Task to carry out: Give only the number of lines where "Palazzo" occurs.
Begin Data for the task
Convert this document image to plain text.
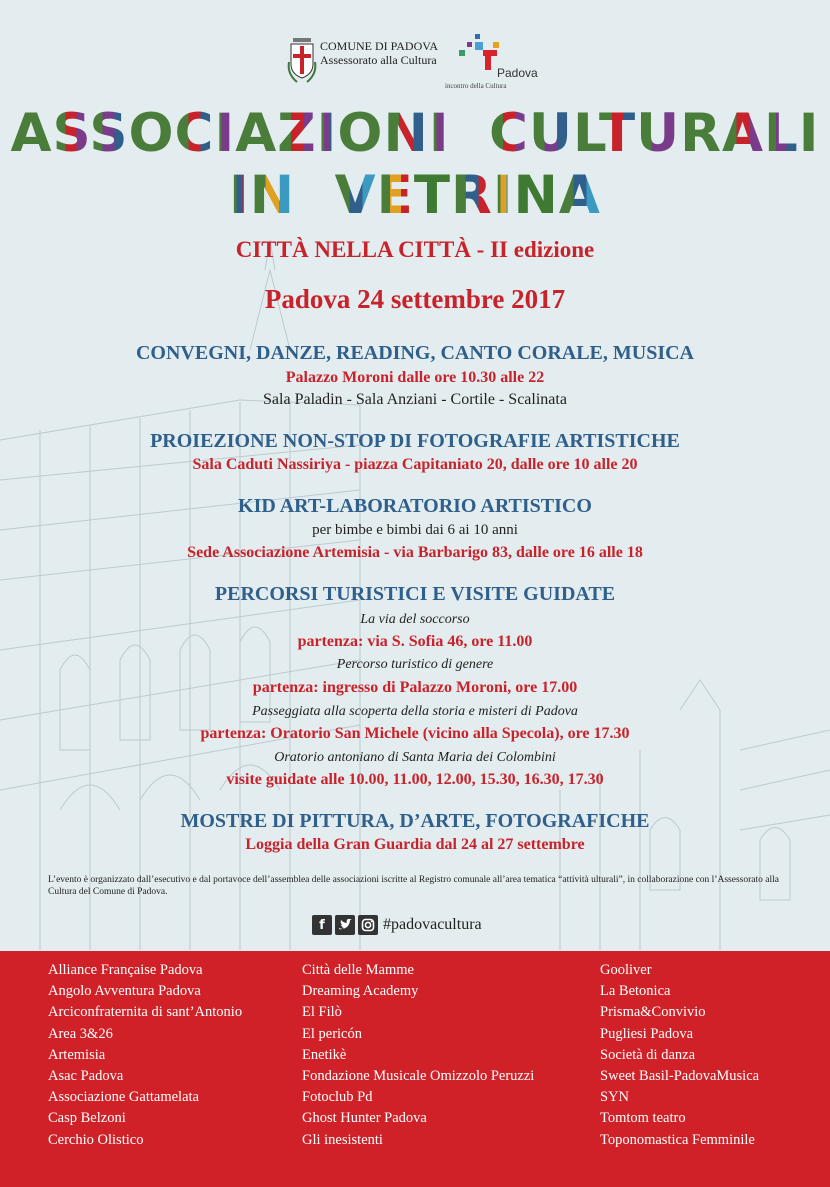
COMUNE DI PADOVA
Assessorato alla Cultura
Padova
incontro della Cultura
ASSOCIAZIONI CULTURALI
IN VETRINA
CITTÀ NELLA CITTÀ - II edizione
Padova 24 settembre 2017
CONVEGNI, DANZE, READING, CANTO CORALE, MUSICA
Palazzo Moroni dalle ore 10.30 alle 22
Sala Paladin - Sala Anziani - Cortile - Scalinata
PROIEZIONE NON-STOP DI FOTOGRAFIE ARTISTICHE
Sala Caduti Nassiriya - piazza Capitaniato 20, dalle ore 10 alle 20
KID ART-LABORATORIO ARTISTICO
per bimbe e bimbi dai 6 ai 10 anni
Sede Associazione Artemisia - via Barbarigo 83, dalle ore 16 alle 18
PERCORSI TURISTICI E VISITE GUIDATE
La via del soccorso
partenza: via S. Sofia 46, ore 11.00
Percorso turistico di genere
partenza: ingresso di Palazzo Moroni, ore 17.00
Passeggiata alla scoperta della storia e misteri di Padova
partenza: Oratorio San Michele (vicino alla Specola), ore 17.30
Oratorio antoniano di Santa Maria dei Colombini
visite guidate alle 10.00, 11.00, 12.00, 15.30, 16.30, 17.30
MOSTRE DI PITTURA, D’ARTE, FOTOGRAFICHE
Loggia della Gran Guardia dal 24 al 27 settembre
L’evento è organizzato dall’esecutivo e dal portavoce dell’assemblea delle associazioni iscritte al Registro comunale all’area tematica “attività ulturali”, in collaborazione con l’Assessorato alla Cultura del Comune di Padova.
f	#padovacultura
Alliance Française Padova
Angolo Avventura Padova
Arciconfraternita di sant’Antonio
Area 3&26
Artemisia
Asac Padova
Associazione Gattamelata
Casp Belzoni
Cerchio Olistico
Città delle Mamme
Dreaming Academy
El Filò
El pericón
Enetikè
Fondazione Musicale Omizzolo Peruzzi
Fotoclub Pd
Ghost Hunter Padova
Gli inesistenti
Gooliver
La Betonica
Prisma&Convivio
Pugliesi Padova
Società di danza
Sweet Basil-PadovaMusica
SYN
Tomtom teatro
Toponomastica Femminile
End Data for the task
Task output: 2